Select the lines below containing the word "JSON".

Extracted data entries
__________________________________________________
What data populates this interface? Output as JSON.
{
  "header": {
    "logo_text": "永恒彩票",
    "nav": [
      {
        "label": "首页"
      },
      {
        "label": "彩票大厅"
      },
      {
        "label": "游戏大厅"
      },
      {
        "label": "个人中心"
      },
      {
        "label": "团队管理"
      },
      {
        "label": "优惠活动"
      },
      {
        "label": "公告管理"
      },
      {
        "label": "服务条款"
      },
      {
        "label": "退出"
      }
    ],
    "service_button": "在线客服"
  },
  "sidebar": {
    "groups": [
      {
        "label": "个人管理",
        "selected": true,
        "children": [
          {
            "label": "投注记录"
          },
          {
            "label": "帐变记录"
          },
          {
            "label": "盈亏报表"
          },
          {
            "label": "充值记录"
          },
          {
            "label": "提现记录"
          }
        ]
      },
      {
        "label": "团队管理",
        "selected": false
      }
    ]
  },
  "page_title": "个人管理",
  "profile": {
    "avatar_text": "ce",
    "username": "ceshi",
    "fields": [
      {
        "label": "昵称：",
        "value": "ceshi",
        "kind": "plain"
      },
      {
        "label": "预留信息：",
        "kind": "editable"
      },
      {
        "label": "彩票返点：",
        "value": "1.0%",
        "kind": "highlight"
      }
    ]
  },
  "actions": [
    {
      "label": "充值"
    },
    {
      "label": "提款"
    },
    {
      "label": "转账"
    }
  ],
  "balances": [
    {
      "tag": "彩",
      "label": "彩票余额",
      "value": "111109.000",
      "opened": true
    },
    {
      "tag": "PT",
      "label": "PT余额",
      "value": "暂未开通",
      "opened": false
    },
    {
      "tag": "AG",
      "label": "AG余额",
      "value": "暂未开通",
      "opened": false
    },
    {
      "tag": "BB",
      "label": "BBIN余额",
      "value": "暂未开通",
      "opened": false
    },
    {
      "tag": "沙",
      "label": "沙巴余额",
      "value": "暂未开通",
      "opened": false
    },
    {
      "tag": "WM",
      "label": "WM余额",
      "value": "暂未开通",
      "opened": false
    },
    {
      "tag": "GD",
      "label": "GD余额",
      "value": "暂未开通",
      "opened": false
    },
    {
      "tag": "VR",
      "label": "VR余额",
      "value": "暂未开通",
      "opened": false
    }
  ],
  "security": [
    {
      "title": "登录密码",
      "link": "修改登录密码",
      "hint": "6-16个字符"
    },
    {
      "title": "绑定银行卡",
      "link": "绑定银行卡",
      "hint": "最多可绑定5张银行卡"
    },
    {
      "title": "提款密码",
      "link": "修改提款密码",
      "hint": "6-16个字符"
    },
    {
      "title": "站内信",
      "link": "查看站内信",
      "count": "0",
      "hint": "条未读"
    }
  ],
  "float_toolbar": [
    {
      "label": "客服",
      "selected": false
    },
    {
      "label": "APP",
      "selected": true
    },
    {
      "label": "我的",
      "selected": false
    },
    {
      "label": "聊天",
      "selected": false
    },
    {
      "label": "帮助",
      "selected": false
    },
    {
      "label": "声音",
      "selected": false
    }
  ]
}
__________________________________________________
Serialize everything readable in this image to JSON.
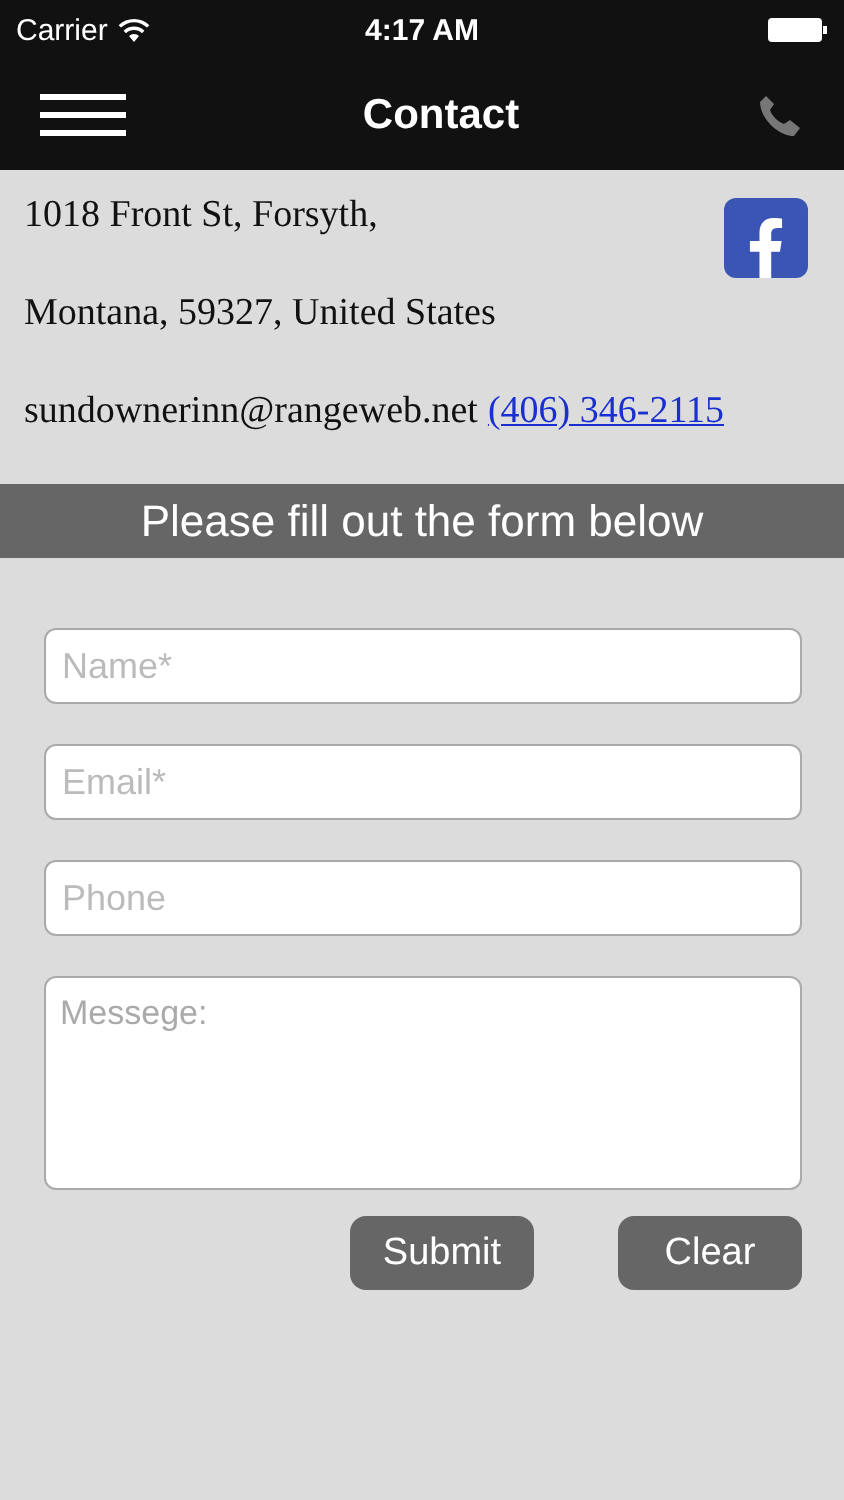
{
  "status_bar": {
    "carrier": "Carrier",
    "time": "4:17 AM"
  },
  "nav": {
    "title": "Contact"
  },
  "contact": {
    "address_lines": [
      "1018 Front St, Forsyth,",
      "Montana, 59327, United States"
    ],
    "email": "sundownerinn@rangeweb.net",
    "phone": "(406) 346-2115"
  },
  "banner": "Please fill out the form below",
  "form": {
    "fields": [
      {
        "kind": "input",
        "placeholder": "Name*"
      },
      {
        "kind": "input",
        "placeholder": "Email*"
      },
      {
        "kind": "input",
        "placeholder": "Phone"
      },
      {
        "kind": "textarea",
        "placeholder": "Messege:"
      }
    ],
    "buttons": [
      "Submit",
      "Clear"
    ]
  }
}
__________________________________________________
* **COMPLETE RESPONSE**:
What data populates this interface? Output as JSON.
Serialize everything readable in this image to JSON.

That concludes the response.